Start of RECORD SET

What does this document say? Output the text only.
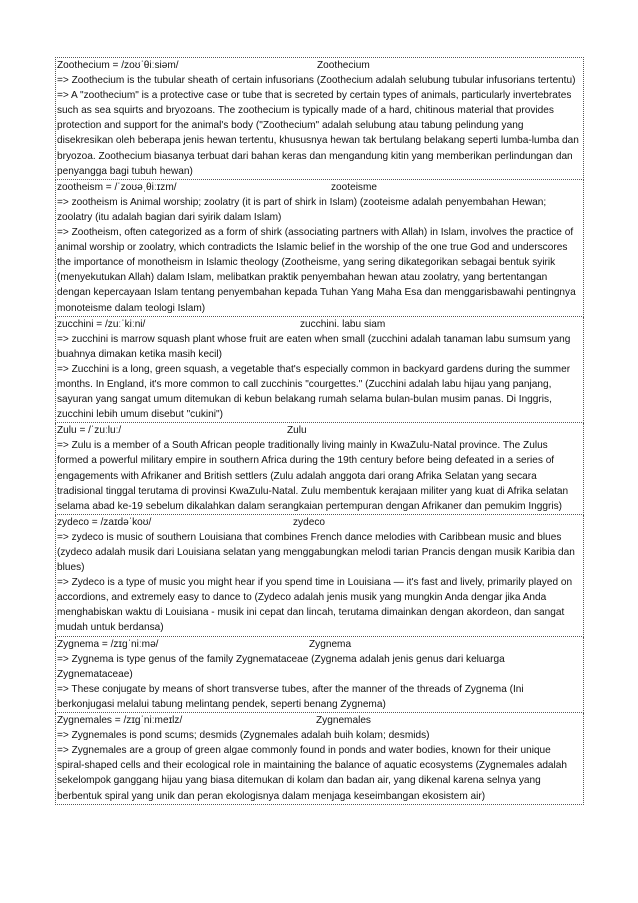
Zoothecium = /zoʊˈθiːsiəm/	Zoothecium

=> Zoothecium is the tubular sheath of certain infusorians (Zoothecium adalah selubung tubular infusorians tertentu)

=> A "zoothecium" is a protective case or tube that is secreted by certain types of animals, particularly invertebrates such as sea squirts and bryozoans. The zoothecium is typically made of a hard, chitinous material that provides protection and support for the animal's body ("Zoothecium" adalah selubung atau tabung pelindung yang disekresikan oleh beberapa jenis hewan tertentu, khususnya hewan tak bertulang belakang seperti lumba-lumba dan bryozoa. Zoothecium biasanya terbuat dari bahan keras dan mengandung kitin yang memberikan perlindungan dan penyangga bagi tubuh hewan)

zootheism = /ˈzoʊəˌθiːɪzm/	zooteisme

=> zootheism is Animal worship; zoolatry (it is part of shirk in Islam) (zooteisme adalah penyembahan Hewan; zoolatry (itu adalah bagian dari syirik dalam Islam)

=> Zootheism, often categorized as a form of shirk (associating partners with Allah) in Islam, involves the practice of animal worship or zoolatry, which contradicts the Islamic belief in the worship of the one true God and underscores the importance of monotheism in Islamic theology (Zootheisme, yang sering dikategorikan sebagai bentuk syirik (menyekutukan Allah) dalam Islam, melibatkan praktik penyembahan hewan atau zoolatry, yang bertentangan dengan kepercayaan Islam tentang penyembahan kepada Tuhan Yang Maha Esa dan menggarisbawahi pentingnya monoteisme dalam teologi Islam)

zucchini = /zuːˈkiːni/	zucchini. labu siam

=> zucchini is marrow squash plant whose fruit are eaten when small (zucchini adalah tanaman labu sumsum yang buahnya dimakan ketika masih kecil)

=> Zucchini is a long, green squash, a vegetable that's especially common in backyard gardens during the summer months. In England, it's more common to call zucchinis "courgettes." (Zucchini adalah labu hijau yang panjang, sayuran yang sangat umum ditemukan di kebun belakang rumah selama bulan-bulan musim panas. Di Inggris, zucchini lebih umum disebut "cukini")

Zulu = /ˈzuːluː/	Zulu

=> Zulu is a member of a South African people traditionally living mainly in KwaZulu-Natal province. The Zulus formed a powerful military empire in southern Africa during the 19th century before being defeated in a series of engagements with Afrikaner and British settlers (Zulu adalah anggota dari orang Afrika Selatan yang secara tradisional tinggal terutama di provinsi KwaZulu-Natal. Zulu membentuk kerajaan militer yang kuat di Afrika selatan selama abad ke-19 sebelum dikalahkan dalam serangkaian pertempuran dengan Afrikaner dan pemukim Inggris)

zydeco = /zaɪdəˈkoʊ/	zydeco

=> zydeco is music of southern Louisiana that combines French dance melodies with Caribbean music and blues (zydeco adalah musik dari Louisiana selatan yang menggabungkan melodi tarian Prancis dengan musik Karibia dan blues)

=> Zydeco is a type of music you might hear if you spend time in Louisiana — it's fast and lively, primarily played on accordions, and extremely easy to dance to (Zydeco adalah jenis musik yang mungkin Anda dengar jika Anda menghabiskan waktu di Louisiana - musik ini cepat dan lincah, terutama dimainkan dengan akordeon, dan sangat mudah untuk berdansa)

Zygnema = /zɪɡˈniːmə/	Zygnema

=> Zygnema is type genus of the family Zygnemataceae (Zygnema adalah jenis genus dari keluarga Zygnemataceae)

=> These conjugate by means of short transverse tubes, after the manner of the threads of Zygnema (Ini berkonjugasi melalui tabung melintang pendek, seperti benang Zygnema)

Zygnemales = /zɪɡˈniːmeɪlz/	Zygnemales

=> Zygnemales is pond scums; desmids (Zygnemales adalah buih kolam; desmids)

=> Zygnemales are a group of green algae commonly found in ponds and water bodies, known for their unique spiral-shaped cells and their ecological role in maintaining the balance of aquatic ecosystems (Zygnemales adalah sekelompok ganggang hijau yang biasa ditemukan di kolam dan badan air, yang dikenal karena selnya yang berbentuk spiral yang unik dan peran ekologisnya dalam menjaga keseimbangan ekosistem air)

End of RECORD SET

- [TASK BRIEF]:
What is the number of lines in the data above that contain the word "worship"? Report the figure only.

- [RESPONSE]:
2